Teks:
▼▼▼

Artinya: Dari Abu Hurairah, dari Nabi saw, beliau bersabda, barang siapa berbahagia dengan timbangan yang paling sempurna apabila ia bershalawat kepadaku dan ahli bait, maka hendaknya ia bengucapkan “ya Allah bershalawatlah kepada Muhammad, seorang Nabi, dan istri-istrinya, Ummahatul Mukminin, dan para keturunannya serta ahli baitnya, sebagaimana Engkau bershalawat kepada Ibrahim. Sesungguhnya Engkau Maha Terpuji lagi Maha Mulia”.
- Hadits riwayat Abu Daud, dari para sahabat, mereka berkata:
يَا رَسُولَ اللَّهِ أَمَرْتَنَا أَنْ نُصَلِّىَ عَلَيْكَ وَأَنْ نُسَلِّمَ عَلَيْكَ فَأَمَّا السَّلاَمُ فَقَدْ عَرَفْنَاهُ فَكَيْفَ نُصَلِّى عَلَيْكَ قَالَ « قُولُوا اللَّهُمَّ صَلِّ عَلَى مُحَمَّدٍ وَآلِ مُحَمَّدٍ كَمَا صَلَّيْتَ عَلَى إِبْرَاهِيمَ وَبَارِكْ عَلَى مُحَمَّدٍ وَآلِ مُحَمَّدٍ كَمَا بَارَكْتَ عَلَى آلِ إِبْرَاهِيمَ إِنَّكَ حَمِيدٌ مَجِيدٌ ».
Artinya: wahai Rasulullah, engkau memerintahkan kami agar bershalawat dan memberi salam kepadamu, kami telah mengetahui cara memberi salam kepadamu, lalu bagaimana kami bershalawat kepadamu? Nabi menjawab, katakanlah, “ya Allah bershalawatlah kepada Muhammad dan keluarga Muhammad sebagaimana Engkau bershalawat kepada Ibrahim dan berkahilah Muhammad dan keluarga Muhammad sebagaimana Engkau memberkahi keluarga Ibrahim. Sesungguhnya Engkau Maha Terpuji lagi Maha Mulia”.

▲▲▲

Data yang Disediakan:
▼▼▼

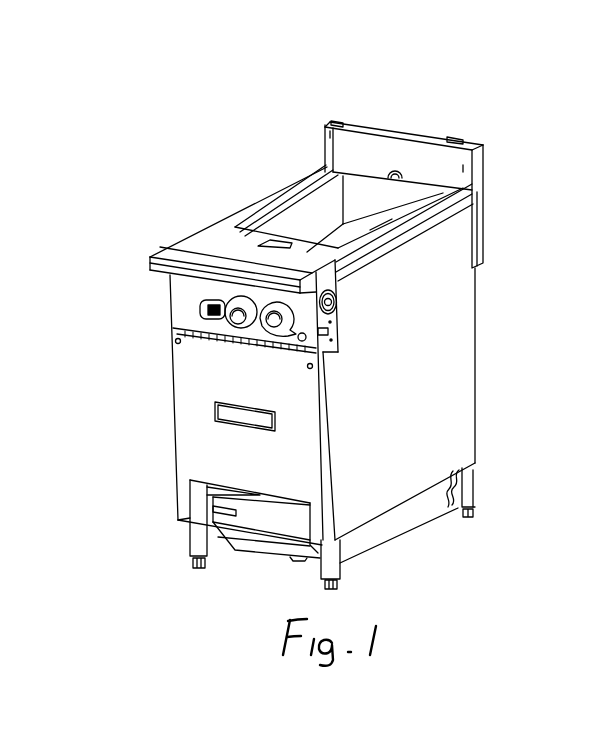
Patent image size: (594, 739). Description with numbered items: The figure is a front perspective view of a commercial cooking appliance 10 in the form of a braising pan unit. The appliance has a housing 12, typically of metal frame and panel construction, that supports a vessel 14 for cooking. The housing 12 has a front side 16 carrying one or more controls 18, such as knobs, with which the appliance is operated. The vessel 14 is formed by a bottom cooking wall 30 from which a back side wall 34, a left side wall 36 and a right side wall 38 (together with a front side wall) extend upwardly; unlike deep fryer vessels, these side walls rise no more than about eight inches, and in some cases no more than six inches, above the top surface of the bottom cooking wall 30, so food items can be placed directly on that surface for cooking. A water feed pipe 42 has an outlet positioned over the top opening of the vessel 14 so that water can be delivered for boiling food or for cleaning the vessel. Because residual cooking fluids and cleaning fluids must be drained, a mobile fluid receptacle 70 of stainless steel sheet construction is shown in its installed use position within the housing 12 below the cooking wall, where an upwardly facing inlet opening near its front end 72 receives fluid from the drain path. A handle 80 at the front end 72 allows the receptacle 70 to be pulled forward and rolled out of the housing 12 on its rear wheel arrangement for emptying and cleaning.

▲▲▲

Tugas Latihan:
A: Sebutkan semua pihak yang didoakan shalawat dalam bacaan pada hadis riwayat Abu Hurairah di teks tentang shalawat.
B: Menurut teks tentang shalawat, apa yang dikatakan para sahabat telah mereka ketahui?
C: Lanjutkan teks tentang shalawat setelah kalimat terakhirnya.
Daftar di atas tidak diperlukan untuk mengerjakan apa pun di sini.

Jawaban Tugas:
A: Muhammad, seorang Nabi; istri-istrinya, Ummahatul Mukminin; para keturunannya; ahli baitnya.

B: Mereka telah mengetahui cara memberi salam kepada Rasulullah.

C:
Demikianlah beberapa hadits yang menerangkan tentang lafadz shalawat Nabi Muhammad saw yang benar. Selain hadits-hadits tersebut, masih terdapat beberapa hadits yang memiliki esensi sama, yaitu mengucapkan Shalawat kepada Nabi Muhammad, istri, keluarga dan anak cucunya. Semua hadits yang ada tidak mengandung kesyirikan seperti meyakini bahwa Nabi adalah yang maha menyembuhkan, maha member rizqi dan lain sebagainya. Jadi bagi setiap kaum muslim yang hendak mengucapkan shalawat kepada Nabi Muhammad harus berpegang pada hadits-hadits tersebut agar sesuai dengan ajaran Rasulullah.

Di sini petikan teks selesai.